• Task details: An exact copy of every record is needed.

START

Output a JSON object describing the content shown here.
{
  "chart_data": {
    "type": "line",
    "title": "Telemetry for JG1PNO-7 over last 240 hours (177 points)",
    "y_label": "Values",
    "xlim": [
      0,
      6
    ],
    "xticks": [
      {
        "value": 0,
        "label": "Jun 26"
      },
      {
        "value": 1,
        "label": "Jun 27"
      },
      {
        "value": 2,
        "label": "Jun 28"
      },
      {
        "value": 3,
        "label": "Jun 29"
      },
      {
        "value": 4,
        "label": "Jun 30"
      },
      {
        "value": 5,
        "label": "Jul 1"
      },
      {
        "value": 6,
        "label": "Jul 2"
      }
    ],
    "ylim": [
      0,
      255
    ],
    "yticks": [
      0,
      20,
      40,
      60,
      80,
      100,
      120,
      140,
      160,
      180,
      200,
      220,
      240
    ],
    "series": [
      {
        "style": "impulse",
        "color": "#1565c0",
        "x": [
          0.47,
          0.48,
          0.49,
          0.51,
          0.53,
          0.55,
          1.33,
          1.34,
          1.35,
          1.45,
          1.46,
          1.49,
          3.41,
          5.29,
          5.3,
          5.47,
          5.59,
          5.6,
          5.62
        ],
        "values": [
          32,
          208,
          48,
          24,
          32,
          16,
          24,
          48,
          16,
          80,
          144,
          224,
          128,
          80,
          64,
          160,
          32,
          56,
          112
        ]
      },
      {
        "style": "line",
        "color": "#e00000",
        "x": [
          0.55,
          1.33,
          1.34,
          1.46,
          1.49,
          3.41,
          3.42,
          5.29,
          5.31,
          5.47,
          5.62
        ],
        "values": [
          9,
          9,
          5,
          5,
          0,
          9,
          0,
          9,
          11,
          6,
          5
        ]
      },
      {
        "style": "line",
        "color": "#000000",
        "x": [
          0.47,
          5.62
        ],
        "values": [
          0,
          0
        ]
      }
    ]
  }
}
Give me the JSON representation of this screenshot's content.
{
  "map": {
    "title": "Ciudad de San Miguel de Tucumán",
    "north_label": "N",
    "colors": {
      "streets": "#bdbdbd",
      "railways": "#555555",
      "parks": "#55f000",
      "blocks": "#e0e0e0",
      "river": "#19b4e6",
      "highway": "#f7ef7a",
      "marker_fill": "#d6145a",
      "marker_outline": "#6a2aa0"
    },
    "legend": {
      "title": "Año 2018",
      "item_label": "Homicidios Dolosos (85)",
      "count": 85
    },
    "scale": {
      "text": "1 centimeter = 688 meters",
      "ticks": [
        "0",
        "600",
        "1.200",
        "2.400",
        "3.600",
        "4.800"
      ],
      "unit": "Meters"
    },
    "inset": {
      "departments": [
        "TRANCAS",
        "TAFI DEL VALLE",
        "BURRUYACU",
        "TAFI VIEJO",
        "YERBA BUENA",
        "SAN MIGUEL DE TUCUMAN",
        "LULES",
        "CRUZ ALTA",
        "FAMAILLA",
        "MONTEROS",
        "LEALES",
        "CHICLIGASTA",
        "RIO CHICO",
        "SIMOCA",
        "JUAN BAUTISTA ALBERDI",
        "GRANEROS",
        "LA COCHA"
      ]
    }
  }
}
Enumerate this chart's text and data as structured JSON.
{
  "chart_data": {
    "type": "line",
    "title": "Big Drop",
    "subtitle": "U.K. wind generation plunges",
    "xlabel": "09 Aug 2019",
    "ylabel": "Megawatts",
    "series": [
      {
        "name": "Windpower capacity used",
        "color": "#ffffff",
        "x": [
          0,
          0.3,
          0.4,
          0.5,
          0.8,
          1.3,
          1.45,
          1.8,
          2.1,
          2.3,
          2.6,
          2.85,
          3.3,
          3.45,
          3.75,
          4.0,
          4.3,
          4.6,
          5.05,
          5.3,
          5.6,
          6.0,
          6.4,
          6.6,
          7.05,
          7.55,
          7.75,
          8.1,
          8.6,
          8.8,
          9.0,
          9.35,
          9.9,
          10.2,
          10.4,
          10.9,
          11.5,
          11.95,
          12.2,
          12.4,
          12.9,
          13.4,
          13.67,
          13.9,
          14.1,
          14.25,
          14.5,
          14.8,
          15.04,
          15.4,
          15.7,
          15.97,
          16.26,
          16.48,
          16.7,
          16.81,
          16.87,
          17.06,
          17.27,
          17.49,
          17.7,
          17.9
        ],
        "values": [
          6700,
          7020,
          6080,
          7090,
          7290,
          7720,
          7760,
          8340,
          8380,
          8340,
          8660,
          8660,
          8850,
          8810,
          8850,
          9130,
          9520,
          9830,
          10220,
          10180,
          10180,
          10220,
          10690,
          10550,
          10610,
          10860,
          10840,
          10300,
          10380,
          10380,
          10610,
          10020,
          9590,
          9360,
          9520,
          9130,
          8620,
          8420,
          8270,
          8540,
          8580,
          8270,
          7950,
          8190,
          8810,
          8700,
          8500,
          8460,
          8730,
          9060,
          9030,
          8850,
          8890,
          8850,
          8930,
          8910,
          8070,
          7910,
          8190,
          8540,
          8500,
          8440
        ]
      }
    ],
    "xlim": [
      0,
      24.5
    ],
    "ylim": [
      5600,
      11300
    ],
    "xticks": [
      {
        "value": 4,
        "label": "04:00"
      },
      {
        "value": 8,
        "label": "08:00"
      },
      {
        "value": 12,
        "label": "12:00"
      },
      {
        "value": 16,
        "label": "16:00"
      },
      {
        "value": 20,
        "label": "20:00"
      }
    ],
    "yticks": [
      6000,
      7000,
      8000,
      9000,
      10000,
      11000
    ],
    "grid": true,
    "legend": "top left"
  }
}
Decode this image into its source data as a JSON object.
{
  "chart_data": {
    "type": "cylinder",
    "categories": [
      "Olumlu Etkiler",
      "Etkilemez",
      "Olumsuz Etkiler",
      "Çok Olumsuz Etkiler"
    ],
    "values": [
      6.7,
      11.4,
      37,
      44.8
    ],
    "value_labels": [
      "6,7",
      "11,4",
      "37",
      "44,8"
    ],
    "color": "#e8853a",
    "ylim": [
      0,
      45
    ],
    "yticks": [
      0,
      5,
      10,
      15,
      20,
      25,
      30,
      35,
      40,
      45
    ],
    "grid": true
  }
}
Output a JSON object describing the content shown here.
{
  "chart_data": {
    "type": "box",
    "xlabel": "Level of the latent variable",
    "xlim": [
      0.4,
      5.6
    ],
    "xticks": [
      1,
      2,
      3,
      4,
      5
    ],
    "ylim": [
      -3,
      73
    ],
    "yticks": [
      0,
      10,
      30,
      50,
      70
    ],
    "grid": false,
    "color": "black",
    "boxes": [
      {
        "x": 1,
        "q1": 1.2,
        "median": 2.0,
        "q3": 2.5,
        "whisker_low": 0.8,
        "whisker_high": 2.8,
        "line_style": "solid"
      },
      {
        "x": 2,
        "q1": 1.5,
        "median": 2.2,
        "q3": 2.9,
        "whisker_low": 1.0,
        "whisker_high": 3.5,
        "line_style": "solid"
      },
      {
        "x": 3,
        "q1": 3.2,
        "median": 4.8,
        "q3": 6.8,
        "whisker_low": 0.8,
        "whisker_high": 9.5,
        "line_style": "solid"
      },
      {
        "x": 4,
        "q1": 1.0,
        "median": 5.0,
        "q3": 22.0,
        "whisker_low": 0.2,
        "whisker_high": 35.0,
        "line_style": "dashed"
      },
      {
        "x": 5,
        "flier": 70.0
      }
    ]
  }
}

END

• Result:
Output a JSON object describing the content shown here.
{
  "chart_data": {
    "type": "line",
    "title": "Telemetry for JG1PNO-7 over last 240 hours (177 points)",
    "y_label": "Values",
    "xlim": [
      0,
      6
    ],
    "xticks": [
      {
        "value": 0,
        "label": "Jun 26"
      },
      {
        "value": 1,
        "label": "Jun 27"
      },
      {
        "value": 2,
        "label": "Jun 28"
      },
      {
        "value": 3,
        "label": "Jun 29"
      },
      {
        "value": 4,
        "label": "Jun 30"
      },
      {
        "value": 5,
        "label": "Jul 1"
      },
      {
        "value": 6,
        "label": "Jul 2"
      }
    ],
    "ylim": [
      0,
      255
    ],
    "yticks": [
      0,
      20,
      40,
      60,
      80,
      100,
      120,
      140,
      160,
      180,
      200,
      220,
      240
    ],
    "series": [
      {
        "style": "impulse",
        "color": "#1565c0",
        "x": [
          0.47,
          0.48,
          0.49,
          0.51,
          0.53,
          0.55,
          1.33,
          1.34,
          1.35,
          1.45,
          1.46,
          1.49,
          3.41,
          5.29,
          5.3,
          5.47,
          5.59,
          5.6,
          5.62
        ],
        "values": [
          32,
          208,
          48,
          24,
          32,
          16,
          24,
          48,
          16,
          80,
          144,
          224,
          128,
          80,
          64,
          160,
          32,
          56,
          112
        ]
      },
      {
        "style": "line",
        "color": "#e00000",
        "x": [
          0.55,
          1.33,
          1.34,
          1.46,
          1.49,
          3.41,
          3.42,
          5.29,
          5.31,
          5.47,
          5.62
        ],
        "values": [
          9,
          9,
          5,
          5,
          0,
          9,
          0,
          9,
          11,
          6,
          5
        ]
      },
      {
        "style": "line",
        "color": "#000000",
        "x": [
          0.47,
          5.62
        ],
        "values": [
          0,
          0
        ]
      }
    ]
  }
}
Give me the JSON representation of this screenshot's content.
{
  "map": {
    "title": "Ciudad de San Miguel de Tucumán",
    "north_label": "N",
    "colors": {
      "streets": "#bdbdbd",
      "railways": "#555555",
      "parks": "#55f000",
      "blocks": "#e0e0e0",
      "river": "#19b4e6",
      "highway": "#f7ef7a",
      "marker_fill": "#d6145a",
      "marker_outline": "#6a2aa0"
    },
    "legend": {
      "title": "Año 2018",
      "item_label": "Homicidios Dolosos (85)",
      "count": 85
    },
    "scale": {
      "text": "1 centimeter = 688 meters",
      "ticks": [
        "0",
        "600",
        "1.200",
        "2.400",
        "3.600",
        "4.800"
      ],
      "unit": "Meters"
    },
    "inset": {
      "departments": [
        "TRANCAS",
        "TAFI DEL VALLE",
        "BURRUYACU",
        "TAFI VIEJO",
        "YERBA BUENA",
        "SAN MIGUEL DE TUCUMAN",
        "LULES",
        "CRUZ ALTA",
        "FAMAILLA",
        "MONTEROS",
        "LEALES",
        "CHICLIGASTA",
        "RIO CHICO",
        "SIMOCA",
        "JUAN BAUTISTA ALBERDI",
        "GRANEROS",
        "LA COCHA"
      ]
    }
  }
}
Enumerate this chart's text and data as structured JSON.
{
  "chart_data": {
    "type": "line",
    "title": "Big Drop",
    "subtitle": "U.K. wind generation plunges",
    "xlabel": "09 Aug 2019",
    "ylabel": "Megawatts",
    "series": [
      {
        "name": "Windpower capacity used",
        "color": "#ffffff",
        "x": [
          0,
          0.3,
          0.4,
          0.5,
          0.8,
          1.3,
          1.45,
          1.8,
          2.1,
          2.3,
          2.6,
          2.85,
          3.3,
          3.45,
          3.75,
          4.0,
          4.3,
          4.6,
          5.05,
          5.3,
          5.6,
          6.0,
          6.4,
          6.6,
          7.05,
          7.55,
          7.75,
          8.1,
          8.6,
          8.8,
          9.0,
          9.35,
          9.9,
          10.2,
          10.4,
          10.9,
          11.5,
          11.95,
          12.2,
          12.4,
          12.9,
          13.4,
          13.67,
          13.9,
          14.1,
          14.25,
          14.5,
          14.8,
          15.04,
          15.4,
          15.7,
          15.97,
          16.26,
          16.48,
          16.7,
          16.81,
          16.87,
          17.06,
          17.27,
          17.49,
          17.7,
          17.9
        ],
        "values": [
          6700,
          7020,
          6080,
          7090,
          7290,
          7720,
          7760,
          8340,
          8380,
          8340,
          8660,
          8660,
          8850,
          8810,
          8850,
          9130,
          9520,
          9830,
          10220,
          10180,
          10180,
          10220,
          10690,
          10550,
          10610,
          10860,
          10840,
          10300,
          10380,
          10380,
          10610,
          10020,
          9590,
          9360,
          9520,
          9130,
          8620,
          8420,
          8270,
          8540,
          8580,
          8270,
          7950,
          8190,
          8810,
          8700,
          8500,
          8460,
          8730,
          9060,
          9030,
          8850,
          8890,
          8850,
          8930,
          8910,
          8070,
          7910,
          8190,
          8540,
          8500,
          8440
        ]
      }
    ],
    "xlim": [
      0,
      24.5
    ],
    "ylim": [
      5600,
      11300
    ],
    "xticks": [
      {
        "value": 4,
        "label": "04:00"
      },
      {
        "value": 8,
        "label": "08:00"
      },
      {
        "value": 12,
        "label": "12:00"
      },
      {
        "value": 16,
        "label": "16:00"
      },
      {
        "value": 20,
        "label": "20:00"
      }
    ],
    "yticks": [
      6000,
      7000,
      8000,
      9000,
      10000,
      11000
    ],
    "grid": true,
    "legend": "top left"
  }
}
Decode this image into its source data as a JSON object.
{
  "chart_data": {
    "type": "cylinder",
    "categories": [
      "Olumlu Etkiler",
      "Etkilemez",
      "Olumsuz Etkiler",
      "Çok Olumsuz Etkiler"
    ],
    "values": [
      6.7,
      11.4,
      37,
      44.8
    ],
    "value_labels": [
      "6,7",
      "11,4",
      "37",
      "44,8"
    ],
    "color": "#e8853a",
    "ylim": [
      0,
      45
    ],
    "yticks": [
      0,
      5,
      10,
      15,
      20,
      25,
      30,
      35,
      40,
      45
    ],
    "grid": true
  }
}
Output a JSON object describing the content shown here.
{
  "chart_data": {
    "type": "box",
    "xlabel": "Level of the latent variable",
    "xlim": [
      0.4,
      5.6
    ],
    "xticks": [
      1,
      2,
      3,
      4,
      5
    ],
    "ylim": [
      -3,
      73
    ],
    "yticks": [
      0,
      10,
      30,
      50,
      70
    ],
    "grid": false,
    "color": "black",
    "boxes": [
      {
        "x": 1,
        "q1": 1.2,
        "median": 2.0,
        "q3": 2.5,
        "whisker_low": 0.8,
        "whisker_high": 2.8,
        "line_style": "solid"
      },
      {
        "x": 2,
        "q1": 1.5,
        "median": 2.2,
        "q3": 2.9,
        "whisker_low": 1.0,
        "whisker_high": 3.5,
        "line_style": "solid"
      },
      {
        "x": 3,
        "q1": 3.2,
        "median": 4.8,
        "q3": 6.8,
        "whisker_low": 0.8,
        "whisker_high": 9.5,
        "line_style": "solid"
      },
      {
        "x": 4,
        "q1": 1.0,
        "median": 5.0,
        "q3": 22.0,
        "whisker_low": 0.2,
        "whisker_high": 35.0,
        "line_style": "dashed"
      },
      {
        "x": 5,
        "flier": 70.0
      }
    ]
  }
}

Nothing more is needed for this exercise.